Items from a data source
--- start ---

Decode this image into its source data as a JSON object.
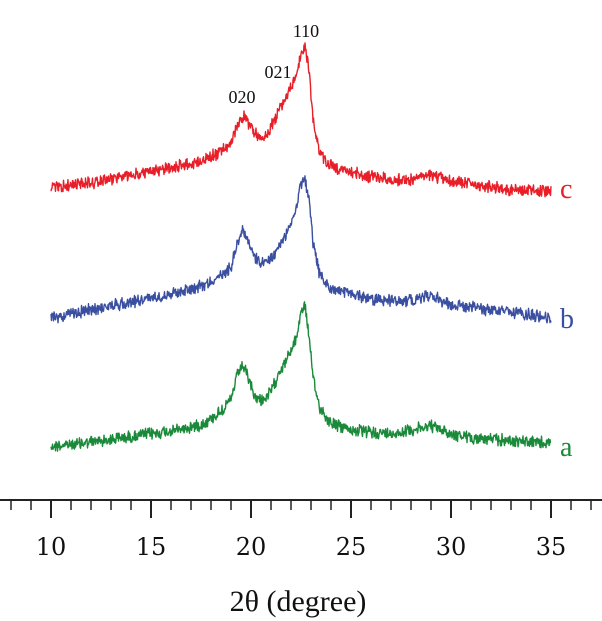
{
  "chart_data": {
    "type": "line",
    "xlabel": "2θ (degree)",
    "xlim": [
      10,
      35
    ],
    "x_ticks": [
      10,
      15,
      20,
      25,
      30,
      35
    ],
    "x_tick_labels": [
      "10",
      "15",
      "20",
      "25",
      "30",
      "35"
    ],
    "yaxis_visible": false,
    "grid": false,
    "annotations": [
      {
        "text": "020",
        "x": 19.6
      },
      {
        "text": "021",
        "x": 21.3
      },
      {
        "text": "110",
        "x": 22.6
      }
    ],
    "series": [
      {
        "name": "a",
        "color": "#1a8a3a",
        "x": [
          10,
          11,
          12,
          13,
          14,
          15,
          16,
          17,
          17.5,
          18,
          18.5,
          19,
          19.3,
          19.6,
          19.9,
          20.2,
          20.5,
          20.8,
          21.1,
          21.4,
          21.7,
          22,
          22.3,
          22.5,
          22.7,
          22.9,
          23.1,
          23.4,
          23.8,
          24.3,
          25,
          26,
          27,
          28,
          28.5,
          29,
          29.5,
          30,
          31,
          32,
          33,
          34,
          35
        ],
        "values": [
          0.0,
          0.01,
          0.03,
          0.05,
          0.07,
          0.09,
          0.11,
          0.14,
          0.16,
          0.2,
          0.26,
          0.34,
          0.52,
          0.6,
          0.48,
          0.36,
          0.34,
          0.36,
          0.43,
          0.55,
          0.62,
          0.7,
          0.82,
          1.0,
          1.04,
          0.82,
          0.5,
          0.3,
          0.2,
          0.15,
          0.12,
          0.1,
          0.09,
          0.12,
          0.13,
          0.15,
          0.12,
          0.09,
          0.06,
          0.05,
          0.04,
          0.03,
          0.02
        ]
      },
      {
        "name": "b",
        "color": "#3a4fa0",
        "x": [
          10,
          11,
          12,
          13,
          14,
          15,
          16,
          17,
          17.5,
          18,
          18.5,
          19,
          19.3,
          19.6,
          19.9,
          20.2,
          20.5,
          20.8,
          21.1,
          21.4,
          21.7,
          22,
          22.3,
          22.5,
          22.7,
          22.9,
          23.1,
          23.4,
          23.8,
          24.3,
          25,
          26,
          27,
          28,
          28.5,
          29,
          29.5,
          30,
          31,
          32,
          33,
          34,
          35
        ],
        "values": [
          0.0,
          0.03,
          0.06,
          0.09,
          0.12,
          0.15,
          0.18,
          0.22,
          0.24,
          0.27,
          0.31,
          0.38,
          0.55,
          0.66,
          0.56,
          0.44,
          0.4,
          0.41,
          0.46,
          0.53,
          0.6,
          0.7,
          0.85,
          1.0,
          1.03,
          0.88,
          0.55,
          0.34,
          0.24,
          0.2,
          0.18,
          0.14,
          0.13,
          0.13,
          0.15,
          0.17,
          0.13,
          0.1,
          0.08,
          0.06,
          0.04,
          0.02,
          0.0
        ]
      },
      {
        "name": "c",
        "color": "#e81e28",
        "x": [
          10,
          11,
          12,
          13,
          14,
          15,
          16,
          17,
          17.5,
          18,
          18.5,
          19,
          19.3,
          19.6,
          19.9,
          20.2,
          20.5,
          20.8,
          21.1,
          21.4,
          21.7,
          22,
          22.3,
          22.5,
          22.7,
          22.9,
          23.1,
          23.4,
          23.8,
          24.3,
          25,
          26,
          27,
          28,
          28.5,
          29,
          29.5,
          30,
          31,
          32,
          33,
          34,
          35
        ],
        "values": [
          0.0,
          0.02,
          0.04,
          0.07,
          0.09,
          0.12,
          0.15,
          0.18,
          0.2,
          0.23,
          0.27,
          0.33,
          0.45,
          0.54,
          0.48,
          0.4,
          0.37,
          0.4,
          0.48,
          0.58,
          0.66,
          0.74,
          0.85,
          1.0,
          1.04,
          0.88,
          0.5,
          0.28,
          0.18,
          0.14,
          0.12,
          0.08,
          0.06,
          0.06,
          0.08,
          0.09,
          0.07,
          0.05,
          0.03,
          0.01,
          -0.01,
          -0.02,
          -0.03
        ]
      }
    ]
  }
}
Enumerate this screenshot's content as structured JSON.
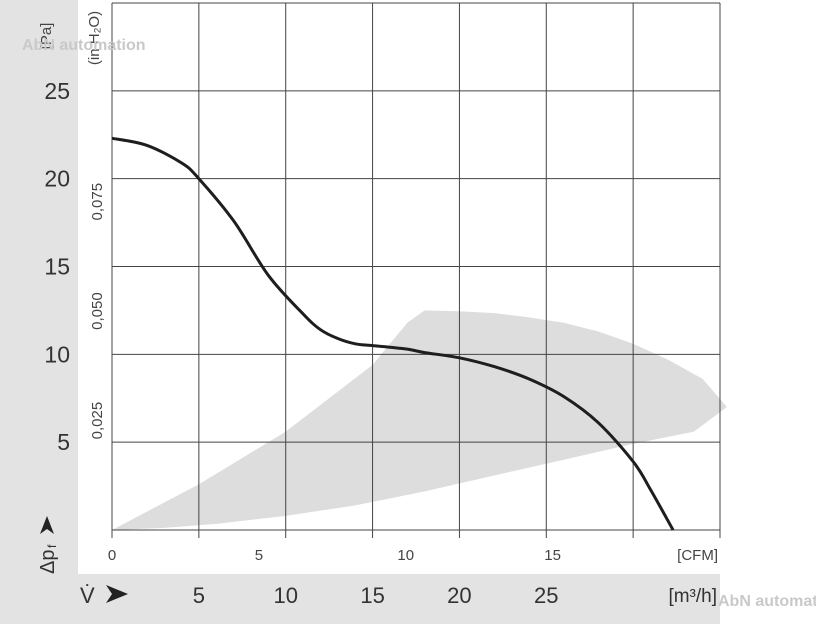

--- end ---

## Aim
Verbatim reproduction of every record is required; images are left out.

## Correct response
Decode this image into its source data as a JSON object.
{
  "chart_data": {
    "type": "line",
    "xlabel": "2θ (degree)",
    "xlim": [
      10,
      35
    ],
    "x_ticks": [
      10,
      15,
      20,
      25,
      30,
      35
    ],
    "x_tick_labels": [
      "10",
      "15",
      "20",
      "25",
      "30",
      "35"
    ],
    "yaxis_visible": false,
    "grid": false,
    "annotations": [
      {
        "text": "020",
        "x": 19.6
      },
      {
        "text": "021",
        "x": 21.3
      },
      {
        "text": "110",
        "x": 22.6
      }
    ],
    "series": [
      {
        "name": "a",
        "color": "#1a8a3a",
        "x": [
          10,
          11,
          12,
          13,
          14,
          15,
          16,
          17,
          17.5,
          18,
          18.5,
          19,
          19.3,
          19.6,
          19.9,
          20.2,
          20.5,
          20.8,
          21.1,
          21.4,
          21.7,
          22,
          22.3,
          22.5,
          22.7,
          22.9,
          23.1,
          23.4,
          23.8,
          24.3,
          25,
          26,
          27,
          28,
          28.5,
          29,
          29.5,
          30,
          31,
          32,
          33,
          34,
          35
        ],
        "values": [
          0.0,
          0.01,
          0.03,
          0.05,
          0.07,
          0.09,
          0.11,
          0.14,
          0.16,
          0.2,
          0.26,
          0.34,
          0.52,
          0.6,
          0.48,
          0.36,
          0.34,
          0.36,
          0.43,
          0.55,
          0.62,
          0.7,
          0.82,
          1.0,
          1.04,
          0.82,
          0.5,
          0.3,
          0.2,
          0.15,
          0.12,
          0.1,
          0.09,
          0.12,
          0.13,
          0.15,
          0.12,
          0.09,
          0.06,
          0.05,
          0.04,
          0.03,
          0.02
        ]
      },
      {
        "name": "b",
        "color": "#3a4fa0",
        "x": [
          10,
          11,
          12,
          13,
          14,
          15,
          16,
          17,
          17.5,
          18,
          18.5,
          19,
          19.3,
          19.6,
          19.9,
          20.2,
          20.5,
          20.8,
          21.1,
          21.4,
          21.7,
          22,
          22.3,
          22.5,
          22.7,
          22.9,
          23.1,
          23.4,
          23.8,
          24.3,
          25,
          26,
          27,
          28,
          28.5,
          29,
          29.5,
          30,
          31,
          32,
          33,
          34,
          35
        ],
        "values": [
          0.0,
          0.03,
          0.06,
          0.09,
          0.12,
          0.15,
          0.18,
          0.22,
          0.24,
          0.27,
          0.31,
          0.38,
          0.55,
          0.66,
          0.56,
          0.44,
          0.4,
          0.41,
          0.46,
          0.53,
          0.6,
          0.7,
          0.85,
          1.0,
          1.03,
          0.88,
          0.55,
          0.34,
          0.24,
          0.2,
          0.18,
          0.14,
          0.13,
          0.13,
          0.15,
          0.17,
          0.13,
          0.1,
          0.08,
          0.06,
          0.04,
          0.02,
          0.0
        ]
      },
      {
        "name": "c",
        "color": "#e81e28",
        "x": [
          10,
          11,
          12,
          13,
          14,
          15,
          16,
          17,
          17.5,
          18,
          18.5,
          19,
          19.3,
          19.6,
          19.9,
          20.2,
          20.5,
          20.8,
          21.1,
          21.4,
          21.7,
          22,
          22.3,
          22.5,
          22.7,
          22.9,
          23.1,
          23.4,
          23.8,
          24.3,
          25,
          26,
          27,
          28,
          28.5,
          29,
          29.5,
          30,
          31,
          32,
          33,
          34,
          35
        ],
        "values": [
          0.0,
          0.02,
          0.04,
          0.07,
          0.09,
          0.12,
          0.15,
          0.18,
          0.2,
          0.23,
          0.27,
          0.33,
          0.45,
          0.54,
          0.48,
          0.4,
          0.37,
          0.4,
          0.48,
          0.58,
          0.66,
          0.74,
          0.85,
          1.0,
          1.04,
          0.88,
          0.5,
          0.28,
          0.18,
          0.14,
          0.12,
          0.08,
          0.06,
          0.06,
          0.08,
          0.09,
          0.07,
          0.05,
          0.03,
          0.01,
          -0.01,
          -0.02,
          -0.03
        ]
      }
    ]
  }
}
Enumerate this screenshot's content as structured JSON.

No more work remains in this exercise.